-- Begin --

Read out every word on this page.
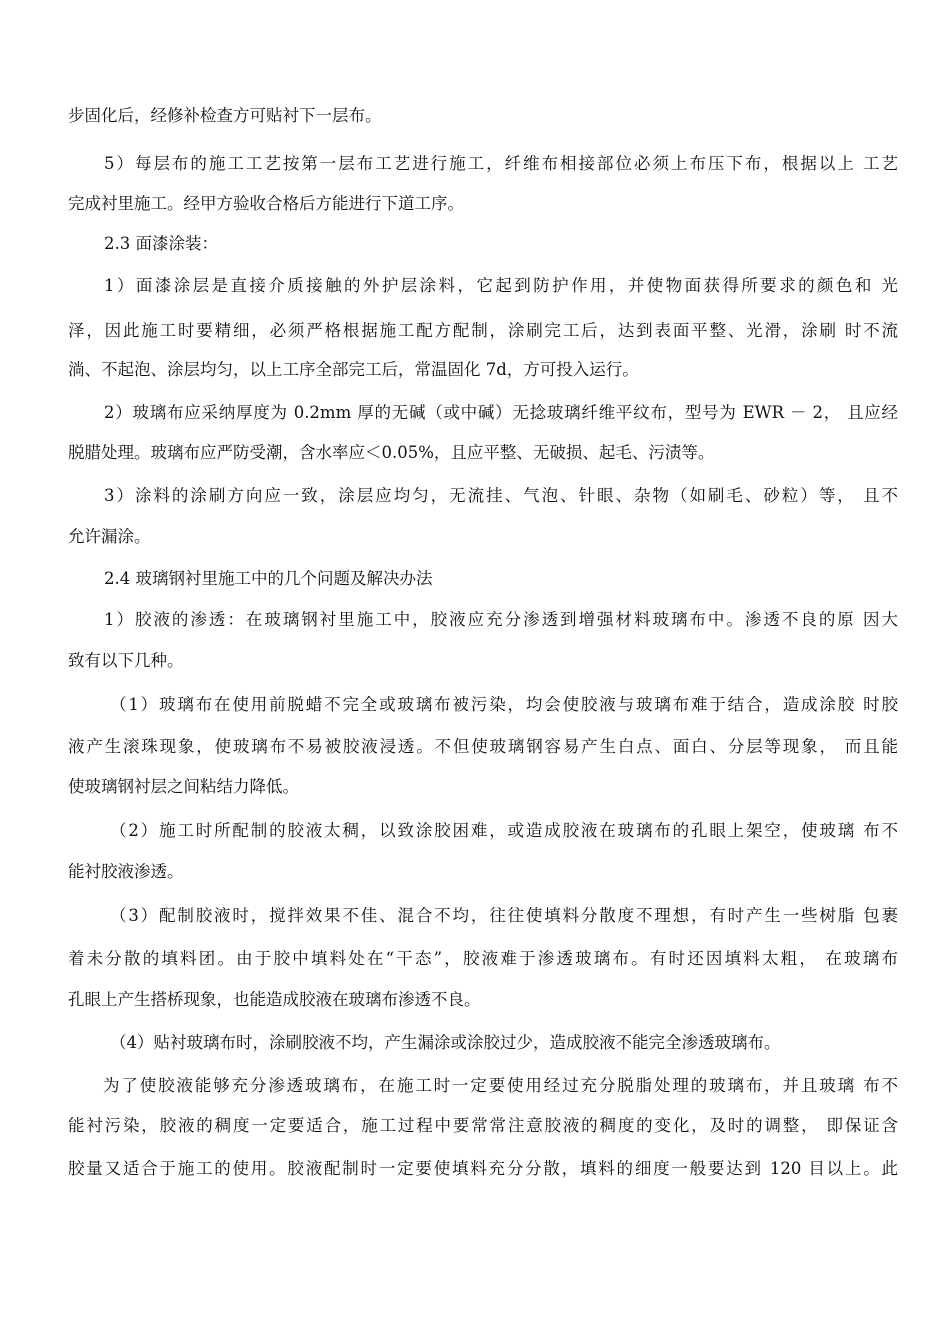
步固化后，经修补检查方可贴衬下一层布。
5）每层布的施工工艺按第一层布工艺进行施工，纤维布相接部位必须上布压下布，根据以上 工艺
完成衬里施工。经甲方验收合格后方能进行下道工序。
2.3 面漆涂装：
1）面漆涂层是直接介质接触的外护层涂料，它起到防护作用，并使物面获得所要求的颜色和 光
泽，因此施工时要精细，必须严格根据施工配方配制，涂刷完工后，达到表面平整、光滑，涂刷 时不流
淌、不起泡、涂层均匀，以上工序全部完工后，常温固化 7d，方可投入运行。
2）玻璃布应采纳厚度为 0.2mm 厚的无碱（或中碱）无捻玻璃纤维平纹布，型号为 EWR － 2， 且应经
脱腊处理。玻璃布应严防受潮，含水率应＜0.05%，且应平整、无破损、起毛、污渍等。
3）涂料的涂刷方向应一致，涂层应均匀，无流挂、气泡、针眼、杂物（如刷毛、砂粒）等， 且不
允许漏涂。
2.4 玻璃钢衬里施工中的几个问题及解决办法
1）胶液的渗透：在玻璃钢衬里施工中，胶液应充分渗透到增强材料玻璃布中。渗透不良的原 因大
致有以下几种。
（1）玻璃布在使用前脱蜡不完全或玻璃布被污染，均会使胶液与玻璃布难于结合，造成涂胶 时胶
液产生滚珠现象，使玻璃布不易被胶液浸透。不但使玻璃钢容易产生白点、面白、分层等现象， 而且能
使玻璃钢衬层之间粘结力降低。
（2）施工时所配制的胶液太稠，以致涂胶困难，或造成胶液在玻璃布的孔眼上架空，使玻璃 布不
能衬胶液渗透。
（3）配制胶液时，搅拌效果不佳、混合不均，往往使填料分散度不理想，有时产生一些树脂 包裹
着未分散的填料团。由于胶中填料处在“干态”，胶液难于渗透玻璃布。有时还因填料太粗， 在玻璃布
孔眼上产生搭桥现象，也能造成胶液在玻璃布渗透不良。
（4）贴衬玻璃布时，涂刷胶液不均，产生漏涂或涂胶过少，造成胶液不能完全渗透玻璃布。
为了使胶液能够充分渗透玻璃布，在施工时一定要使用经过充分脱脂处理的玻璃布，并且玻璃 布不
能衬污染，胶液的稠度一定要适合，施工过程中要常常注意胶液的稠度的变化，及时的调整， 即保证含
胶量又适合于施工的使用。胶液配制时一定要使填料充分分散，填料的细度一般要达到 120 目以上。此
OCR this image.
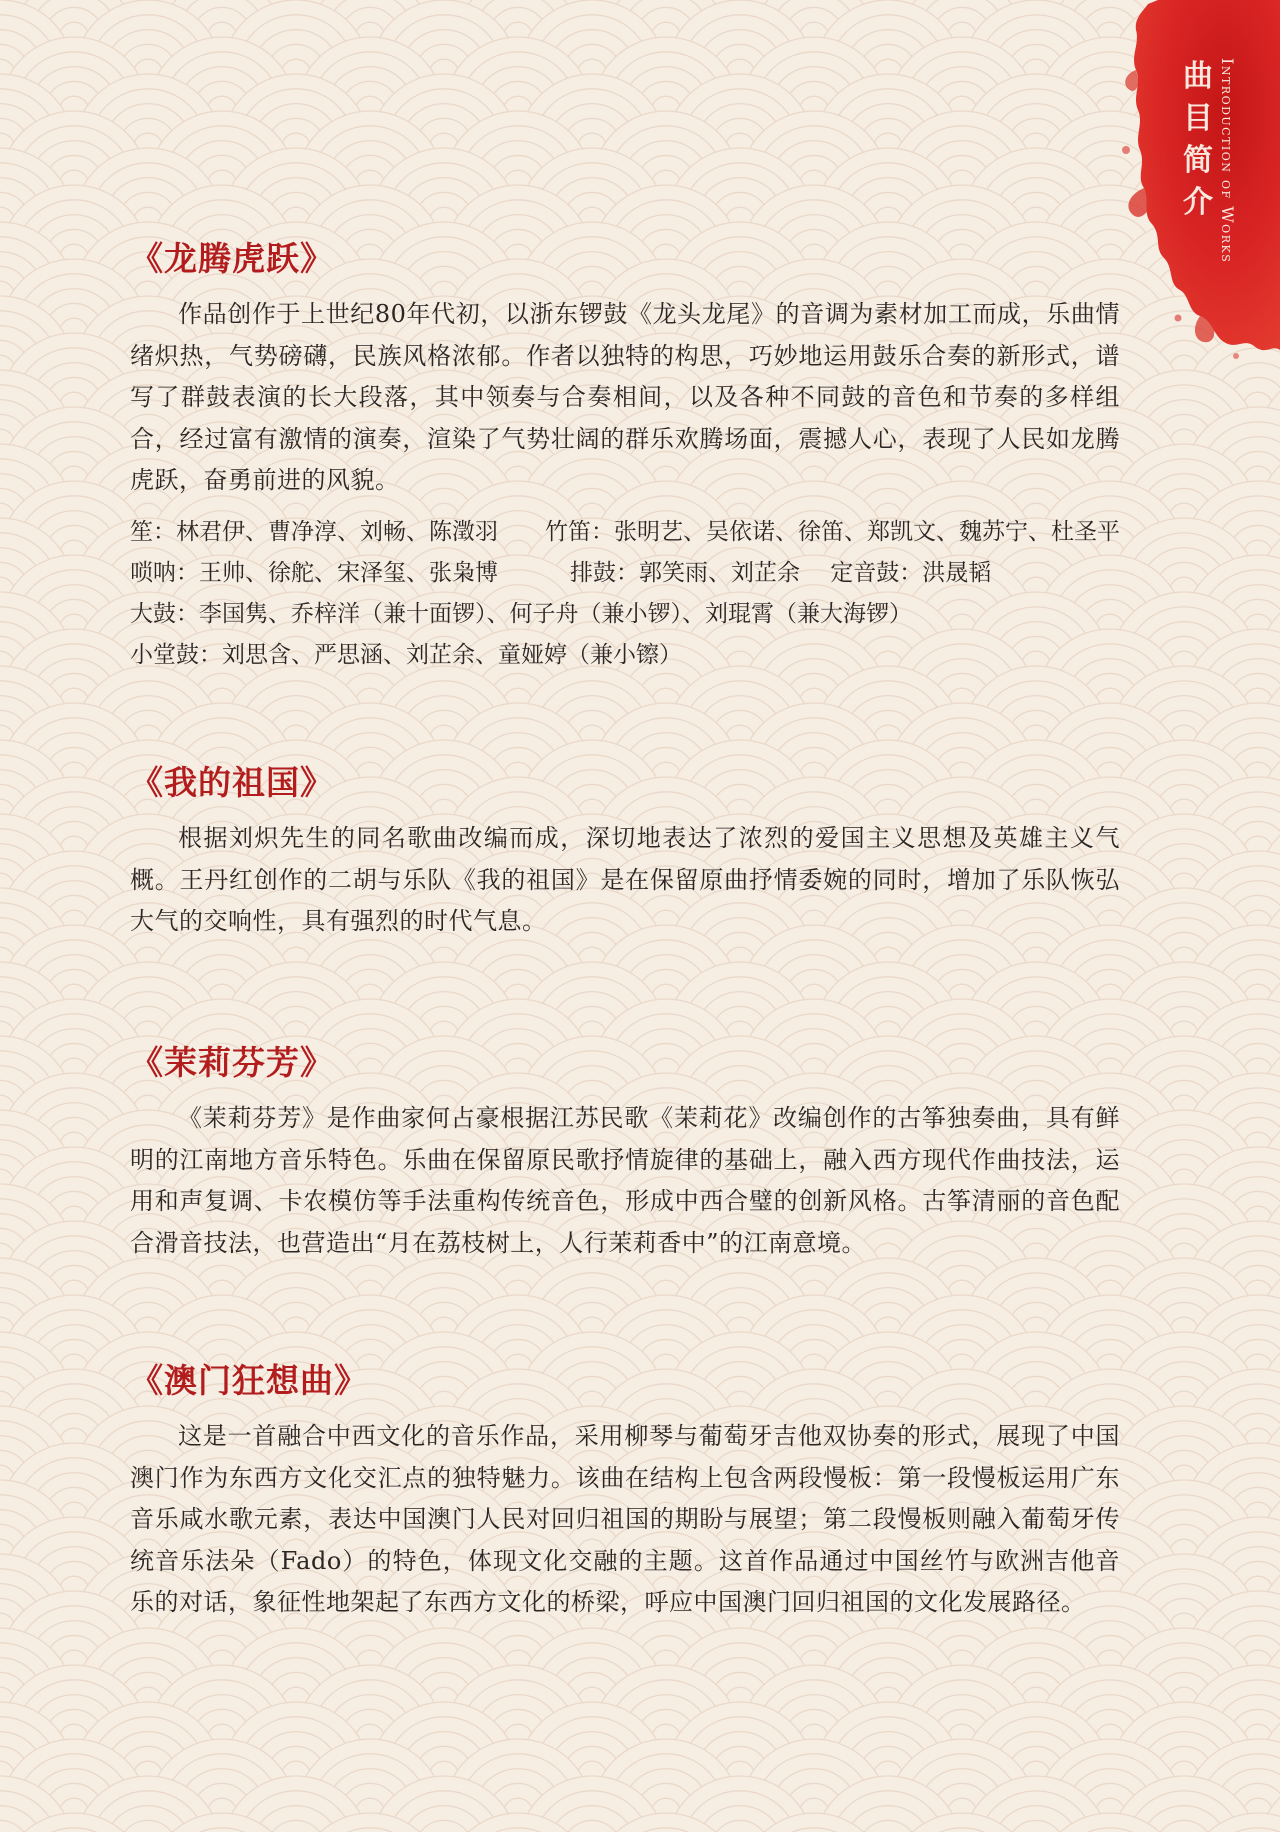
曲
目
简
介 Introduction of Works
《龙腾虎跃》

作品创作于上世纪80年代初，以浙东锣鼓《龙头龙尾》的音调为素材加工而成，乐曲情绪炽热，气势磅礴，民族风格浓郁。作者以独特的构思，巧妙地运用鼓乐合奏的新形式，谱写了群鼓表演的长大段落，其中领奏与合奏相间，以及各种不同鼓的音色和节奏的多样组合，经过富有激情的演奏，渲染了气势壮阔的群乐欢腾场面，震撼人心，表现了人民如龙腾虎跃，奋勇前进的风貌。

笙：林君伊、曹净淳、刘畅、陈澂羽	竹笛：张明艺、吴依诺、徐笛、郑凯文、魏苏宁、杜圣平
唢呐：王帅、徐舵、宋泽玺、张枭博	排鼓：郭笑雨、刘芷余　 定音鼓：洪晟韬
大鼓：李国隽、乔梓洋（兼十面锣）、何子舟（兼小锣）、刘琨霄（兼大海锣）
小堂鼓：刘思含、严思涵、刘芷余、童娅婷（兼小镲）
《我的祖国》

根据刘炽先生的同名歌曲改编而成，深切地表达了浓烈的爱国主义思想及英雄主义气概。王丹红创作的二胡与乐队《我的祖国》是在保留原曲抒情委婉的同时，增加了乐队恢弘大气的交响性，具有强烈的时代气息。

《茉莉芬芳》

《茉莉芬芳》是作曲家何占豪根据江苏民歌《茉莉花》改编创作的古筝独奏曲，具有鲜明的江南地方音乐特色。乐曲在保留原民歌抒情旋律的基础上，融入西方现代作曲技法，运用和声复调、卡农模仿等手法重构传统音色，形成中西合璧的创新风格。古筝清丽的音色配合滑音技法，也营造出“月在荔枝树上，人行茉莉香中”的江南意境。

《澳门狂想曲》

这是一首融合中西文化的音乐作品，采用柳琴与葡萄牙吉他双协奏的形式，展现了中国澳门作为东西方文化交汇点的独特魅力。该曲在结构上包含两段慢板：第一段慢板运用广东音乐咸水歌元素，表达中国澳门人民对回归祖国的期盼与展望；第二段慢板则融入葡萄牙传统音乐法朵（Fado）的特色，体现文化交融的主题。这首作品通过中国丝竹与欧洲吉他音乐的对话，象征性地架起了东西方文化的桥梁，呼应中国澳门回归祖国的文化发展路径。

-- End --

Write out the entries again, exactly as given, skipping any images.

Read out every word on this page.
步固化后，经修补检查方可贴衬下一层布。
5）每层布的施工工艺按第一层布工艺进行施工，纤维布相接部位必须上布压下布，根据以上 工艺
完成衬里施工。经甲方验收合格后方能进行下道工序。
2.3 面漆涂装：
1）面漆涂层是直接介质接触的外护层涂料，它起到防护作用，并使物面获得所要求的颜色和 光
泽，因此施工时要精细，必须严格根据施工配方配制，涂刷完工后，达到表面平整、光滑，涂刷 时不流
淌、不起泡、涂层均匀，以上工序全部完工后，常温固化 7d，方可投入运行。
2）玻璃布应采纳厚度为 0.2mm 厚的无碱（或中碱）无捻玻璃纤维平纹布，型号为 EWR － 2， 且应经
脱腊处理。玻璃布应严防受潮，含水率应＜0.05%，且应平整、无破损、起毛、污渍等。
3）涂料的涂刷方向应一致，涂层应均匀，无流挂、气泡、针眼、杂物（如刷毛、砂粒）等， 且不
允许漏涂。
2.4 玻璃钢衬里施工中的几个问题及解决办法
1）胶液的渗透：在玻璃钢衬里施工中，胶液应充分渗透到增强材料玻璃布中。渗透不良的原 因大
致有以下几种。
（1）玻璃布在使用前脱蜡不完全或玻璃布被污染，均会使胶液与玻璃布难于结合，造成涂胶 时胶
液产生滚珠现象，使玻璃布不易被胶液浸透。不但使玻璃钢容易产生白点、面白、分层等现象， 而且能
使玻璃钢衬层之间粘结力降低。
（2）施工时所配制的胶液太稠，以致涂胶困难，或造成胶液在玻璃布的孔眼上架空，使玻璃 布不
能衬胶液渗透。
（3）配制胶液时，搅拌效果不佳、混合不均，往往使填料分散度不理想，有时产生一些树脂 包裹
着未分散的填料团。由于胶中填料处在“干态”，胶液难于渗透玻璃布。有时还因填料太粗， 在玻璃布
孔眼上产生搭桥现象，也能造成胶液在玻璃布渗透不良。
（4）贴衬玻璃布时，涂刷胶液不均，产生漏涂或涂胶过少，造成胶液不能完全渗透玻璃布。
为了使胶液能够充分渗透玻璃布，在施工时一定要使用经过充分脱脂处理的玻璃布，并且玻璃 布不
能衬污染，胶液的稠度一定要适合，施工过程中要常常注意胶液的稠度的变化，及时的调整， 即保证含
胶量又适合于施工的使用。胶液配制时一定要使填料充分分散，填料的细度一般要达到 120 目以上。此
OCR this image.
曲
目
简
介 Introduction of Works
《龙腾虎跃》

作品创作于上世纪80年代初，以浙东锣鼓《龙头龙尾》的音调为素材加工而成，乐曲情绪炽热，气势磅礴，民族风格浓郁。作者以独特的构思，巧妙地运用鼓乐合奏的新形式，谱写了群鼓表演的长大段落，其中领奏与合奏相间，以及各种不同鼓的音色和节奏的多样组合，经过富有激情的演奏，渲染了气势壮阔的群乐欢腾场面，震撼人心，表现了人民如龙腾虎跃，奋勇前进的风貌。

笙：林君伊、曹净淳、刘畅、陈澂羽	竹笛：张明艺、吴依诺、徐笛、郑凯文、魏苏宁、杜圣平
唢呐：王帅、徐舵、宋泽玺、张枭博	排鼓：郭笑雨、刘芷余　 定音鼓：洪晟韬
大鼓：李国隽、乔梓洋（兼十面锣）、何子舟（兼小锣）、刘琨霄（兼大海锣）
小堂鼓：刘思含、严思涵、刘芷余、童娅婷（兼小镲）
《我的祖国》

根据刘炽先生的同名歌曲改编而成，深切地表达了浓烈的爱国主义思想及英雄主义气概。王丹红创作的二胡与乐队《我的祖国》是在保留原曲抒情委婉的同时，增加了乐队恢弘大气的交响性，具有强烈的时代气息。

《茉莉芬芳》

《茉莉芬芳》是作曲家何占豪根据江苏民歌《茉莉花》改编创作的古筝独奏曲，具有鲜明的江南地方音乐特色。乐曲在保留原民歌抒情旋律的基础上，融入西方现代作曲技法，运用和声复调、卡农模仿等手法重构传统音色，形成中西合璧的创新风格。古筝清丽的音色配合滑音技法，也营造出“月在荔枝树上，人行茉莉香中”的江南意境。

《澳门狂想曲》

这是一首融合中西文化的音乐作品，采用柳琴与葡萄牙吉他双协奏的形式，展现了中国澳门作为东西方文化交汇点的独特魅力。该曲在结构上包含两段慢板：第一段慢板运用广东音乐咸水歌元素，表达中国澳门人民对回归祖国的期盼与展望；第二段慢板则融入葡萄牙传统音乐法朵（Fado）的特色，体现文化交融的主题。这首作品通过中国丝竹与欧洲吉他音乐的对话，象征性地架起了东西方文化的桥梁，呼应中国澳门回归祖国的文化发展路径。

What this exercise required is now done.